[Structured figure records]
** start **

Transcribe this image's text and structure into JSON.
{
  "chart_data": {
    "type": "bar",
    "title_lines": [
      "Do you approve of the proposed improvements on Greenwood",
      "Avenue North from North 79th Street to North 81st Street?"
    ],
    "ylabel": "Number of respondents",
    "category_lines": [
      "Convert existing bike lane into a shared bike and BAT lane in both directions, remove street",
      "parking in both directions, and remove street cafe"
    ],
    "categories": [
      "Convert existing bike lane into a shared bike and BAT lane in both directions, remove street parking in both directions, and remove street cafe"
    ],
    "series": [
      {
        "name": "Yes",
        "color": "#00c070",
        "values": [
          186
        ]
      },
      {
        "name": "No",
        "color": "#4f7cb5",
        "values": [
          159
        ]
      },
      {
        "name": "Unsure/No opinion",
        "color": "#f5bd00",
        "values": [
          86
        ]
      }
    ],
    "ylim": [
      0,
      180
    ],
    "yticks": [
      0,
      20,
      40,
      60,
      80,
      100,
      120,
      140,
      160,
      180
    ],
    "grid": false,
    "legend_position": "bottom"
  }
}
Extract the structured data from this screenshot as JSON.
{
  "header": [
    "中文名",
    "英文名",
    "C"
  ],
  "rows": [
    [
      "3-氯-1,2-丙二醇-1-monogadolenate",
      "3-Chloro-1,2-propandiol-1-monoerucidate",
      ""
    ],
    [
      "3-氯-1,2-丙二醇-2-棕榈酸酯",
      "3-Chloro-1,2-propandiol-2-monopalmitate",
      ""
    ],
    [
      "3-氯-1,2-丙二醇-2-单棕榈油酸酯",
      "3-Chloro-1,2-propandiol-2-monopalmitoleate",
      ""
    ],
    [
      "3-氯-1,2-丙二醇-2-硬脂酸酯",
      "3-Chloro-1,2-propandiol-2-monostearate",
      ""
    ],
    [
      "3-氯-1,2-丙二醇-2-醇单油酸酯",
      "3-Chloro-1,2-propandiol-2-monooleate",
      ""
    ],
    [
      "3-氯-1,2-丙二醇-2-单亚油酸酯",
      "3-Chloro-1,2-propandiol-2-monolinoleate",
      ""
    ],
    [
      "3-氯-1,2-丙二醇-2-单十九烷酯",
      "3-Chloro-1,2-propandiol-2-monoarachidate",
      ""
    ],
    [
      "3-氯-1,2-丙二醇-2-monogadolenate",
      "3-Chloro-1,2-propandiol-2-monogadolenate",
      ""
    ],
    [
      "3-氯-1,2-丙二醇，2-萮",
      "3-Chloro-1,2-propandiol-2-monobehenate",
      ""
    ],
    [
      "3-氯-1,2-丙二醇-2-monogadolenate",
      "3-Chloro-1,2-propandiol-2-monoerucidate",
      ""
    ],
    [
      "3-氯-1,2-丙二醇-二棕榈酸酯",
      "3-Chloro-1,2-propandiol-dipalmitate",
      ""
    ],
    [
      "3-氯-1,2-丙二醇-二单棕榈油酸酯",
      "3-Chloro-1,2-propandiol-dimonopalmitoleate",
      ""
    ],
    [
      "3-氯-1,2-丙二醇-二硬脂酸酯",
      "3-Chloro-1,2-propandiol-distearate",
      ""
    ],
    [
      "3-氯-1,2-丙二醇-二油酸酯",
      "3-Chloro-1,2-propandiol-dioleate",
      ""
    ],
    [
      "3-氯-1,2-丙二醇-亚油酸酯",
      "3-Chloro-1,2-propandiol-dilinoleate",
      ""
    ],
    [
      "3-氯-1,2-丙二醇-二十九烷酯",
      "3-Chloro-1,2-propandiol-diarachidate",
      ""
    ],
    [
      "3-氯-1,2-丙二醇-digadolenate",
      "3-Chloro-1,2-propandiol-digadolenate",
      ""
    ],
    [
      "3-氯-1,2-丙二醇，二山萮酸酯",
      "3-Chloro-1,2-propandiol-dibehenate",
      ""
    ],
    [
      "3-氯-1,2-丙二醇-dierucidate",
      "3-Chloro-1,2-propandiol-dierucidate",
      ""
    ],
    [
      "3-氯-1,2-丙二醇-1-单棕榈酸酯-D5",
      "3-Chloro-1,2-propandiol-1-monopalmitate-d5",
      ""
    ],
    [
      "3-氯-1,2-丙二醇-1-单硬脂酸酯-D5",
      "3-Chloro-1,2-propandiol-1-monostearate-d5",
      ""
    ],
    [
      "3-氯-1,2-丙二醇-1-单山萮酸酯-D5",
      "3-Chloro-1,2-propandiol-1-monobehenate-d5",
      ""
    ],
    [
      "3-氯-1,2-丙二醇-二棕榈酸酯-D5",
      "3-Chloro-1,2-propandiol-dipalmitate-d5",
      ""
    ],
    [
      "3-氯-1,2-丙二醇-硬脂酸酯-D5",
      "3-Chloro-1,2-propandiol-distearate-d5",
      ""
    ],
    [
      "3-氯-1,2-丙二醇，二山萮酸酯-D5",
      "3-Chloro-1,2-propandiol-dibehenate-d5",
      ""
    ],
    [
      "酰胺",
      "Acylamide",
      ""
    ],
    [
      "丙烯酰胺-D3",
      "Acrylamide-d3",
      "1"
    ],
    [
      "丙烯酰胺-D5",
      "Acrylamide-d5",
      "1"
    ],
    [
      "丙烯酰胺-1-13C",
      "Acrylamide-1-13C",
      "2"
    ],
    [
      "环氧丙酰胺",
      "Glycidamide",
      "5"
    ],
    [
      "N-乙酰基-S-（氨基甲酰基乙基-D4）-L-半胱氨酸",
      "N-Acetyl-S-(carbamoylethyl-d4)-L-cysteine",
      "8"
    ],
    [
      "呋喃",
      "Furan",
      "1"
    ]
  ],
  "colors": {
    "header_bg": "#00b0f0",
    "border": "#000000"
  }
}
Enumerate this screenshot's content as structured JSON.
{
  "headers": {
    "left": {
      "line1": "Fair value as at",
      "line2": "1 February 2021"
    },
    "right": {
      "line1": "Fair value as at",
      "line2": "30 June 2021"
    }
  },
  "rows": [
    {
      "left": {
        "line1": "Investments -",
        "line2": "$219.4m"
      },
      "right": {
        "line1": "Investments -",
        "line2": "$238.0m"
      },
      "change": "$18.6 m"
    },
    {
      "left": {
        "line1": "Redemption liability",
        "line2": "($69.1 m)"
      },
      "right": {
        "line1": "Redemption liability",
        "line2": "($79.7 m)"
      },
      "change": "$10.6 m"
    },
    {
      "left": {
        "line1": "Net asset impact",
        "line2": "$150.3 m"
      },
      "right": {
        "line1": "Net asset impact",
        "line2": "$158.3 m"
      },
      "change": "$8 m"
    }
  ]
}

** end **

[Task instructions]
Within the listing above, find every line containing the string "shared" and return it.

[Written solution]
      "Convert existing bike lane into a shared bike and BAT lane in both directions, remove street",
      "Convert existing bike lane into a shared bike and BAT lane in both directions, remove street parking in both directions, and remove street cafe"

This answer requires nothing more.